◆ Supplied information
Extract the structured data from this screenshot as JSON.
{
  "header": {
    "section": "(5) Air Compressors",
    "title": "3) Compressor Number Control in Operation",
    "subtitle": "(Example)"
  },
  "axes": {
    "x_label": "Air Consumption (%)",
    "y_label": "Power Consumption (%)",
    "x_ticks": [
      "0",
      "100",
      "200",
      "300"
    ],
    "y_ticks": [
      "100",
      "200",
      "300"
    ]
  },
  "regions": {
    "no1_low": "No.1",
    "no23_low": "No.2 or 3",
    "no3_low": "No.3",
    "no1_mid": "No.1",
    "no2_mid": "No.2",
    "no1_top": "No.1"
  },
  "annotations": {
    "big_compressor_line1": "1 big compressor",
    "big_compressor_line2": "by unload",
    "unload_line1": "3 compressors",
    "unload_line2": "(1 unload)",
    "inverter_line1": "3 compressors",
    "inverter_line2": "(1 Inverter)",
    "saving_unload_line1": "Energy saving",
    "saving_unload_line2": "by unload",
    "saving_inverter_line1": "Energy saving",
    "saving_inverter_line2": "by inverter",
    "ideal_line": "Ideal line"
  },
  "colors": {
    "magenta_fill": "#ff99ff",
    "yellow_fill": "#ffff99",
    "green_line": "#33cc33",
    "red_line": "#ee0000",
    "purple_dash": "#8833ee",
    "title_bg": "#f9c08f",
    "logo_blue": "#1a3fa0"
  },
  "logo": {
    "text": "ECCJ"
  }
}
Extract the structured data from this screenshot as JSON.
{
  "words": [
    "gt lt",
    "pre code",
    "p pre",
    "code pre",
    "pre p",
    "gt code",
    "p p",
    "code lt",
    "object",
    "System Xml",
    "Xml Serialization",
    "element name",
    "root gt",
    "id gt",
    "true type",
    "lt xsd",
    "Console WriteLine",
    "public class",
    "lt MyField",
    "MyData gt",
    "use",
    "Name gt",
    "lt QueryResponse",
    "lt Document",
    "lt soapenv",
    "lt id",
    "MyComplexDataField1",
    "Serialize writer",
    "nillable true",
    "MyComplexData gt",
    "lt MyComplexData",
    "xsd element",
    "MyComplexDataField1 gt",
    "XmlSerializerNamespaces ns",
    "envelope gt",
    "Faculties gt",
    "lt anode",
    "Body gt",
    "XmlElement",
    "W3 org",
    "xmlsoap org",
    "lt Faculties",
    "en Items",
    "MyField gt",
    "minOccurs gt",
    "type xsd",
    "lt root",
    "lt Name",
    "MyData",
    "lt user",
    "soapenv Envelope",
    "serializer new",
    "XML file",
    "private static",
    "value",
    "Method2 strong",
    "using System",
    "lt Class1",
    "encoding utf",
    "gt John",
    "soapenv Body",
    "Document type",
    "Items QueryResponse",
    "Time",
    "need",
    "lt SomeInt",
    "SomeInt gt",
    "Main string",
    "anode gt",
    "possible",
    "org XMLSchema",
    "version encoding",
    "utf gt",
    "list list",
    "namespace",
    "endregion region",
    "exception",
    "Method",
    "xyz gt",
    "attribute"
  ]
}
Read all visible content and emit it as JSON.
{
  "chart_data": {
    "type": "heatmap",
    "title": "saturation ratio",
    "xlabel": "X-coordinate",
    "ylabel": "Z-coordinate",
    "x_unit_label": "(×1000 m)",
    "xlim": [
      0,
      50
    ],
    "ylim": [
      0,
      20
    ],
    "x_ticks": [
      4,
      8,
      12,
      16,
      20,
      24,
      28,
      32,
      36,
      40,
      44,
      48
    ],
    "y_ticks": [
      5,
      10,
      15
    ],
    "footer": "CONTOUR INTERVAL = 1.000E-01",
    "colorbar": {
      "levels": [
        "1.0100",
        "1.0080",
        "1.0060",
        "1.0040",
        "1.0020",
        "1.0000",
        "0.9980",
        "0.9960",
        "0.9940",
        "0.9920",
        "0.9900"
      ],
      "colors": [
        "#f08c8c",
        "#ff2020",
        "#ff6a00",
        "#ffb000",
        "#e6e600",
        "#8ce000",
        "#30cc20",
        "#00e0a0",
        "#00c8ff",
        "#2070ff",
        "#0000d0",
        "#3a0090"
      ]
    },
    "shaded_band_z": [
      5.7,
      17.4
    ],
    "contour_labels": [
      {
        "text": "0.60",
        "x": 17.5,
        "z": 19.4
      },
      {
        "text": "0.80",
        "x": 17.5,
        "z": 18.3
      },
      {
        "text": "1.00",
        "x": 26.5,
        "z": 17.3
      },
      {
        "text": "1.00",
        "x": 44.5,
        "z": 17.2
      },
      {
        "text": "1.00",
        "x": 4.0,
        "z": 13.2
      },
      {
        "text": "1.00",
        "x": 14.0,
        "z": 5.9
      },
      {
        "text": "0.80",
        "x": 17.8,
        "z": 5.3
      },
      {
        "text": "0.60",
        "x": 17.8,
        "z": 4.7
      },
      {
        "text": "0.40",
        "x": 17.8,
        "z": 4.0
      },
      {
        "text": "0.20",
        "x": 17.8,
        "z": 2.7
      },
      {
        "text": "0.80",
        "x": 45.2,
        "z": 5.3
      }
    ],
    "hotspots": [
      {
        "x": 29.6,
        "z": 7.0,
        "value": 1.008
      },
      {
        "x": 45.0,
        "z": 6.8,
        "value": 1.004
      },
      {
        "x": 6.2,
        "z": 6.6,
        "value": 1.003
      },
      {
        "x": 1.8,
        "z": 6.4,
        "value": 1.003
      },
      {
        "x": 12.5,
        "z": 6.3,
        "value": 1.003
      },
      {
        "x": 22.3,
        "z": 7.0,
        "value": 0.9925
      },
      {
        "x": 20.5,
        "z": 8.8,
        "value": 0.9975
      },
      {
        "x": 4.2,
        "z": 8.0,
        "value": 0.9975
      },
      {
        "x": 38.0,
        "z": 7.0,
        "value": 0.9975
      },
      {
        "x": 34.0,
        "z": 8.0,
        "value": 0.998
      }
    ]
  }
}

◆ Requirements
Give the listing above again, word for word.

◆ The response
Extract the structured data from this screenshot as JSON.
{
  "header": {
    "section": "(5) Air Compressors",
    "title": "3) Compressor Number Control in Operation",
    "subtitle": "(Example)"
  },
  "axes": {
    "x_label": "Air Consumption (%)",
    "y_label": "Power Consumption (%)",
    "x_ticks": [
      "0",
      "100",
      "200",
      "300"
    ],
    "y_ticks": [
      "100",
      "200",
      "300"
    ]
  },
  "regions": {
    "no1_low": "No.1",
    "no23_low": "No.2 or 3",
    "no3_low": "No.3",
    "no1_mid": "No.1",
    "no2_mid": "No.2",
    "no1_top": "No.1"
  },
  "annotations": {
    "big_compressor_line1": "1 big compressor",
    "big_compressor_line2": "by unload",
    "unload_line1": "3 compressors",
    "unload_line2": "(1 unload)",
    "inverter_line1": "3 compressors",
    "inverter_line2": "(1 Inverter)",
    "saving_unload_line1": "Energy saving",
    "saving_unload_line2": "by unload",
    "saving_inverter_line1": "Energy saving",
    "saving_inverter_line2": "by inverter",
    "ideal_line": "Ideal line"
  },
  "colors": {
    "magenta_fill": "#ff99ff",
    "yellow_fill": "#ffff99",
    "green_line": "#33cc33",
    "red_line": "#ee0000",
    "purple_dash": "#8833ee",
    "title_bg": "#f9c08f",
    "logo_blue": "#1a3fa0"
  },
  "logo": {
    "text": "ECCJ"
  }
}
Extract the structured data from this screenshot as JSON.
{
  "words": [
    "gt lt",
    "pre code",
    "p pre",
    "code pre",
    "pre p",
    "gt code",
    "p p",
    "code lt",
    "object",
    "System Xml",
    "Xml Serialization",
    "element name",
    "root gt",
    "id gt",
    "true type",
    "lt xsd",
    "Console WriteLine",
    "public class",
    "lt MyField",
    "MyData gt",
    "use",
    "Name gt",
    "lt QueryResponse",
    "lt Document",
    "lt soapenv",
    "lt id",
    "MyComplexDataField1",
    "Serialize writer",
    "nillable true",
    "MyComplexData gt",
    "lt MyComplexData",
    "xsd element",
    "MyComplexDataField1 gt",
    "XmlSerializerNamespaces ns",
    "envelope gt",
    "Faculties gt",
    "lt anode",
    "Body gt",
    "XmlElement",
    "W3 org",
    "xmlsoap org",
    "lt Faculties",
    "en Items",
    "MyField gt",
    "minOccurs gt",
    "type xsd",
    "lt root",
    "lt Name",
    "MyData",
    "lt user",
    "soapenv Envelope",
    "serializer new",
    "XML file",
    "private static",
    "value",
    "Method2 strong",
    "using System",
    "lt Class1",
    "encoding utf",
    "gt John",
    "soapenv Body",
    "Document type",
    "Items QueryResponse",
    "Time",
    "need",
    "lt SomeInt",
    "SomeInt gt",
    "Main string",
    "anode gt",
    "possible",
    "org XMLSchema",
    "version encoding",
    "utf gt",
    "list list",
    "namespace",
    "endregion region",
    "exception",
    "Method",
    "xyz gt",
    "attribute"
  ]
}
Read all visible content and emit it as JSON.
{
  "chart_data": {
    "type": "heatmap",
    "title": "saturation ratio",
    "xlabel": "X-coordinate",
    "ylabel": "Z-coordinate",
    "x_unit_label": "(×1000 m)",
    "xlim": [
      0,
      50
    ],
    "ylim": [
      0,
      20
    ],
    "x_ticks": [
      4,
      8,
      12,
      16,
      20,
      24,
      28,
      32,
      36,
      40,
      44,
      48
    ],
    "y_ticks": [
      5,
      10,
      15
    ],
    "footer": "CONTOUR INTERVAL = 1.000E-01",
    "colorbar": {
      "levels": [
        "1.0100",
        "1.0080",
        "1.0060",
        "1.0040",
        "1.0020",
        "1.0000",
        "0.9980",
        "0.9960",
        "0.9940",
        "0.9920",
        "0.9900"
      ],
      "colors": [
        "#f08c8c",
        "#ff2020",
        "#ff6a00",
        "#ffb000",
        "#e6e600",
        "#8ce000",
        "#30cc20",
        "#00e0a0",
        "#00c8ff",
        "#2070ff",
        "#0000d0",
        "#3a0090"
      ]
    },
    "shaded_band_z": [
      5.7,
      17.4
    ],
    "contour_labels": [
      {
        "text": "0.60",
        "x": 17.5,
        "z": 19.4
      },
      {
        "text": "0.80",
        "x": 17.5,
        "z": 18.3
      },
      {
        "text": "1.00",
        "x": 26.5,
        "z": 17.3
      },
      {
        "text": "1.00",
        "x": 44.5,
        "z": 17.2
      },
      {
        "text": "1.00",
        "x": 4.0,
        "z": 13.2
      },
      {
        "text": "1.00",
        "x": 14.0,
        "z": 5.9
      },
      {
        "text": "0.80",
        "x": 17.8,
        "z": 5.3
      },
      {
        "text": "0.60",
        "x": 17.8,
        "z": 4.7
      },
      {
        "text": "0.40",
        "x": 17.8,
        "z": 4.0
      },
      {
        "text": "0.20",
        "x": 17.8,
        "z": 2.7
      },
      {
        "text": "0.80",
        "x": 45.2,
        "z": 5.3
      }
    ],
    "hotspots": [
      {
        "x": 29.6,
        "z": 7.0,
        "value": 1.008
      },
      {
        "x": 45.0,
        "z": 6.8,
        "value": 1.004
      },
      {
        "x": 6.2,
        "z": 6.6,
        "value": 1.003
      },
      {
        "x": 1.8,
        "z": 6.4,
        "value": 1.003
      },
      {
        "x": 12.5,
        "z": 6.3,
        "value": 1.003
      },
      {
        "x": 22.3,
        "z": 7.0,
        "value": 0.9925
      },
      {
        "x": 20.5,
        "z": 8.8,
        "value": 0.9975
      },
      {
        "x": 4.2,
        "z": 8.0,
        "value": 0.9975
      },
      {
        "x": 38.0,
        "z": 7.0,
        "value": 0.9975
      },
      {
        "x": 34.0,
        "z": 8.0,
        "value": 0.998
      }
    ]
  }
}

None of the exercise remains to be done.